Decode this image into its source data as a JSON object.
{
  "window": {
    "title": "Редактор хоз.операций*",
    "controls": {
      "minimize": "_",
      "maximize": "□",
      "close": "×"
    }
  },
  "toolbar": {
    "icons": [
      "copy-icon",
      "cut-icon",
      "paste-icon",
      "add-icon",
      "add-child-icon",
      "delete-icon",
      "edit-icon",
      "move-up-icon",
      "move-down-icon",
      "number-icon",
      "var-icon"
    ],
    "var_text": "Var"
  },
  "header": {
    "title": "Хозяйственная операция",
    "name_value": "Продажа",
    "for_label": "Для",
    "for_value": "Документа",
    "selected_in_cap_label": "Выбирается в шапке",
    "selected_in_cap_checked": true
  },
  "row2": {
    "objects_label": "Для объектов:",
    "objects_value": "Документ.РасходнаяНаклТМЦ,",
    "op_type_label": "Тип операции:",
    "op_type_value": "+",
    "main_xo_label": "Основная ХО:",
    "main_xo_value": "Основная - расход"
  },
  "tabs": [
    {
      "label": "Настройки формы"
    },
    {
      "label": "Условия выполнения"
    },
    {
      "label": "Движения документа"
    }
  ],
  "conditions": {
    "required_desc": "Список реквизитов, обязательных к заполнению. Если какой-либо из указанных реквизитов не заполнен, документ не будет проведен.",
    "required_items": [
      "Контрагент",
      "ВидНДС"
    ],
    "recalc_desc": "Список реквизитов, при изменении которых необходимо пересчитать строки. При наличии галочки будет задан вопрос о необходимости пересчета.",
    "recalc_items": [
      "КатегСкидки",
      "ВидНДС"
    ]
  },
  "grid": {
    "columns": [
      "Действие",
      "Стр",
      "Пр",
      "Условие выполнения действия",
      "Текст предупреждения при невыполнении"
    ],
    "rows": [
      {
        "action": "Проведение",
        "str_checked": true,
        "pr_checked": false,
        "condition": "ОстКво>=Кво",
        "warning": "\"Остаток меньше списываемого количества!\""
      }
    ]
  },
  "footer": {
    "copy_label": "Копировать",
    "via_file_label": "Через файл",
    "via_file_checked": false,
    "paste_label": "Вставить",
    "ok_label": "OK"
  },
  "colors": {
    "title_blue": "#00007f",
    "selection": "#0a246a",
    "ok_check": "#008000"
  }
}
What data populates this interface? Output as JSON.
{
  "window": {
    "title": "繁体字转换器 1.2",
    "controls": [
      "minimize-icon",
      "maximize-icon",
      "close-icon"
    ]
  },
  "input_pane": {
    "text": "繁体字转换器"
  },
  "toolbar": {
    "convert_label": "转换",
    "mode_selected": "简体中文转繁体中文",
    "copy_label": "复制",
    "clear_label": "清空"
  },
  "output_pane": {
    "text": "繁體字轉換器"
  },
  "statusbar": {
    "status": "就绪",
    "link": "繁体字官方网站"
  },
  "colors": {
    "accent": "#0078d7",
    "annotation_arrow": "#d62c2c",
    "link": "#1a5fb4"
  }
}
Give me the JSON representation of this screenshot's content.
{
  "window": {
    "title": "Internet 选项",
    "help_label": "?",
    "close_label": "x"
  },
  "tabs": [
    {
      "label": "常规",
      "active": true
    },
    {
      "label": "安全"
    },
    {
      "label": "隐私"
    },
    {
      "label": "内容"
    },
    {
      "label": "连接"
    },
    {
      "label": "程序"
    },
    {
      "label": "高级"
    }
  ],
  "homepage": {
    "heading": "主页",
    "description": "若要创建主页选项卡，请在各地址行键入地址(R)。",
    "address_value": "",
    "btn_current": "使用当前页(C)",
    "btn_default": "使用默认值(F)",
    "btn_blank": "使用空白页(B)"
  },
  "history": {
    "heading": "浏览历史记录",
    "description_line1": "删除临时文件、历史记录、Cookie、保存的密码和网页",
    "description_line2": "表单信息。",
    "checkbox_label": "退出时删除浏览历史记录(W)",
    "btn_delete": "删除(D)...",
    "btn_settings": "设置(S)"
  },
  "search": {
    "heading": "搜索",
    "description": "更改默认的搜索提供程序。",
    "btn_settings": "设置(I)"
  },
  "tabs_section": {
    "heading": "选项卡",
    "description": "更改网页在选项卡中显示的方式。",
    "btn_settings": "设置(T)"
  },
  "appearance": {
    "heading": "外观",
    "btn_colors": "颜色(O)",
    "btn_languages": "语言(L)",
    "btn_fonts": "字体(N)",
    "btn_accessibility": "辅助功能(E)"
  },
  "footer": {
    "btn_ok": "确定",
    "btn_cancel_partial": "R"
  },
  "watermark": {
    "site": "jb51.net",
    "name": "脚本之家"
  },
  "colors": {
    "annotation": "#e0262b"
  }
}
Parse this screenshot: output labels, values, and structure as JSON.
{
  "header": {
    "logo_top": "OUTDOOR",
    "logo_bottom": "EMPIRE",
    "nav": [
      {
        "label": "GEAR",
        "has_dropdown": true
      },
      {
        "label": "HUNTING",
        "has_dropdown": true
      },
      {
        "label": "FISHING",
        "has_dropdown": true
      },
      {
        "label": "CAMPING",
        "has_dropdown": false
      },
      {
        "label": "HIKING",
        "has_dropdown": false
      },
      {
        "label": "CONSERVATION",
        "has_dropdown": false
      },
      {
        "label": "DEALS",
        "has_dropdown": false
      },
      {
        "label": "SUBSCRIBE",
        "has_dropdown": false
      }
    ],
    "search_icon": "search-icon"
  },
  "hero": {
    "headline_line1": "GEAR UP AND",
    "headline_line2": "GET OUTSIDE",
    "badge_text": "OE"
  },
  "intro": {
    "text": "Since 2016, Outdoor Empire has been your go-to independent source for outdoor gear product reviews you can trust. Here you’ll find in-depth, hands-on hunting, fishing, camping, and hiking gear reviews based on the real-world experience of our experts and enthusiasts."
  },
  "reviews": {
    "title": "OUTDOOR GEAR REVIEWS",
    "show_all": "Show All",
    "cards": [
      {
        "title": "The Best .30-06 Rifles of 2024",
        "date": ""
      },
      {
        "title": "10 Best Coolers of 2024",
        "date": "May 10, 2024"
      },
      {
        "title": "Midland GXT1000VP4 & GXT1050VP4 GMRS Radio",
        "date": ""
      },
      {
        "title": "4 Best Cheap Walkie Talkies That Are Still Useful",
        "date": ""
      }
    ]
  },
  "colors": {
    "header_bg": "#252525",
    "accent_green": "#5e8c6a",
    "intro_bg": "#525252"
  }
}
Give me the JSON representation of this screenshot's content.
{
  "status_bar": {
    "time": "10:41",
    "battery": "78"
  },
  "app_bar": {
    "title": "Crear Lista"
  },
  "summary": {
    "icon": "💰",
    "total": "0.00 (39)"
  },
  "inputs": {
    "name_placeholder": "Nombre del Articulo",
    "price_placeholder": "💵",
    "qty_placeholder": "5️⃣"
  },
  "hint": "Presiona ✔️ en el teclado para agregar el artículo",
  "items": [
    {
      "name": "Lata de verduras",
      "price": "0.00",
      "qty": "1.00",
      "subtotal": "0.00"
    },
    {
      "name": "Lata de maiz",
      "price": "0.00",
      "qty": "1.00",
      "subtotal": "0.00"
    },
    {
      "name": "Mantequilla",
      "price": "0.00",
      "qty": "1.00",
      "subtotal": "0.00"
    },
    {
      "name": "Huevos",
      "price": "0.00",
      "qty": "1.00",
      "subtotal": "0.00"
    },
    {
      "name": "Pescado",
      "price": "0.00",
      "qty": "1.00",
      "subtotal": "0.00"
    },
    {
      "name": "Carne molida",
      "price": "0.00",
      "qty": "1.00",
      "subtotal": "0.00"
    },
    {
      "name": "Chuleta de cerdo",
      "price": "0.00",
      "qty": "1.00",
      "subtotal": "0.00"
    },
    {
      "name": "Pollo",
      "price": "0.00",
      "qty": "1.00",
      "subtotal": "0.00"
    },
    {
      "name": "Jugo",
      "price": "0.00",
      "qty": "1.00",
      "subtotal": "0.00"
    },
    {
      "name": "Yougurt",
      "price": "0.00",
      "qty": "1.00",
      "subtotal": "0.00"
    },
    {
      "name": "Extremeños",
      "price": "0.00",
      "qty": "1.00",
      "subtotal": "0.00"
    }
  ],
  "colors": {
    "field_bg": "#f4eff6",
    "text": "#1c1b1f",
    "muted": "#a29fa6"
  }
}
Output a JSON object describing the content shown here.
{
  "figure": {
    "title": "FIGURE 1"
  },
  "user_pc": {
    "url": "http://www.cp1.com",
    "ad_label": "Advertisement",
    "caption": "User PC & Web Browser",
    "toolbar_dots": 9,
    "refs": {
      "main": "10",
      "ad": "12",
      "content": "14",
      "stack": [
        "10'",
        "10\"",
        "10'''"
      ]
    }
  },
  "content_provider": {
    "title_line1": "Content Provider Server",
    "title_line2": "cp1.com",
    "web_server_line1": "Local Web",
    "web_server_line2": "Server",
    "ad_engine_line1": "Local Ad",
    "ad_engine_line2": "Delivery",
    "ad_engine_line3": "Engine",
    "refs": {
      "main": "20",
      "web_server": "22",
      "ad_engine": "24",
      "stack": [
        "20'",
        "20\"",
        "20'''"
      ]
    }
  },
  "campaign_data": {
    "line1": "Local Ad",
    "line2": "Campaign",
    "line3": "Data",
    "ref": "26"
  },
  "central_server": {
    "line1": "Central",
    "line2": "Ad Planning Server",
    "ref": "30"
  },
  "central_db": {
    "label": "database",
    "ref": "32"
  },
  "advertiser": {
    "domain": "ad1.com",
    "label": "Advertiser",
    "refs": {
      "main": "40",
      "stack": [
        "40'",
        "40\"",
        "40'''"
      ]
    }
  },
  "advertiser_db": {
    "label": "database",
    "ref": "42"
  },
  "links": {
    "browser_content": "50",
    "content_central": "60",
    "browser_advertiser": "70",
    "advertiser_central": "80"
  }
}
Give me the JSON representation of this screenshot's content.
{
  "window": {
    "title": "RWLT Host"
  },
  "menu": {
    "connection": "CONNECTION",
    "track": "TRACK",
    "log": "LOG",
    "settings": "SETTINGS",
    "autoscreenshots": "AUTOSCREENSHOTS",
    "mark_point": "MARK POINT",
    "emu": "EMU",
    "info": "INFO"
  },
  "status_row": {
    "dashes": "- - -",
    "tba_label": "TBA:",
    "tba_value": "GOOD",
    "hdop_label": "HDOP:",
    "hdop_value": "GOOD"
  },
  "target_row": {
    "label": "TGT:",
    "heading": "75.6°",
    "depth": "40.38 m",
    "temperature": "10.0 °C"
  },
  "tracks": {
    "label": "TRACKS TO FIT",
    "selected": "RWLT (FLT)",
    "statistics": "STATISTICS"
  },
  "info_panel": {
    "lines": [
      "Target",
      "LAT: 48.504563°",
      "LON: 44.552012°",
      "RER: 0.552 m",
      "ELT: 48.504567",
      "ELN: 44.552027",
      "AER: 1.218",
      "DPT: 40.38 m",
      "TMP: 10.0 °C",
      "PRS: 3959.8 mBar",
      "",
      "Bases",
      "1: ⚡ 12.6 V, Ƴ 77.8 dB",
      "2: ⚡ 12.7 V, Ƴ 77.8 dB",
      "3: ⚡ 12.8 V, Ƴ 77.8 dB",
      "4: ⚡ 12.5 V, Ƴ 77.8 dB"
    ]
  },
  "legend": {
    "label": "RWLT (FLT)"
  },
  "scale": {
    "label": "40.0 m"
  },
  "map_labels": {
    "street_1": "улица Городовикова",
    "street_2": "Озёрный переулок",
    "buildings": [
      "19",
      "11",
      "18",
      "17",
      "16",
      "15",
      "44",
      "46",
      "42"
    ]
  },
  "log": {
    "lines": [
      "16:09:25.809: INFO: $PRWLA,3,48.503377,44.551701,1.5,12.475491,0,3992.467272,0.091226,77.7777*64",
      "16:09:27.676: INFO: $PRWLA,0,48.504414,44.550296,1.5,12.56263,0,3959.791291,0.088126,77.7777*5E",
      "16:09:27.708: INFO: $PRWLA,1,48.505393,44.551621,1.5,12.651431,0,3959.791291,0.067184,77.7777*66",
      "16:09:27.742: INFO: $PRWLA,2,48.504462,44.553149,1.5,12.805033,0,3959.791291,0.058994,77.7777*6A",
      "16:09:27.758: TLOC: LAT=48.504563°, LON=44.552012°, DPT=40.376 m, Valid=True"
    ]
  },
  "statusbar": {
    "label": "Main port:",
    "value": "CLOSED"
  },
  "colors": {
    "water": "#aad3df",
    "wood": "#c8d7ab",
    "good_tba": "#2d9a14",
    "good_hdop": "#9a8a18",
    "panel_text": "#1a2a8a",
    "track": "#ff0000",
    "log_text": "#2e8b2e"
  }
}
━━━
# What the task asks
Select every line where the word "Best" occurs.

# Expected output
        "title": "The Best .30-06 Rifles of 2024",
        "title": "10 Best Coolers of 2024",
        "title": "4 Best Cheap Walkie Talkies That Are Still Useful",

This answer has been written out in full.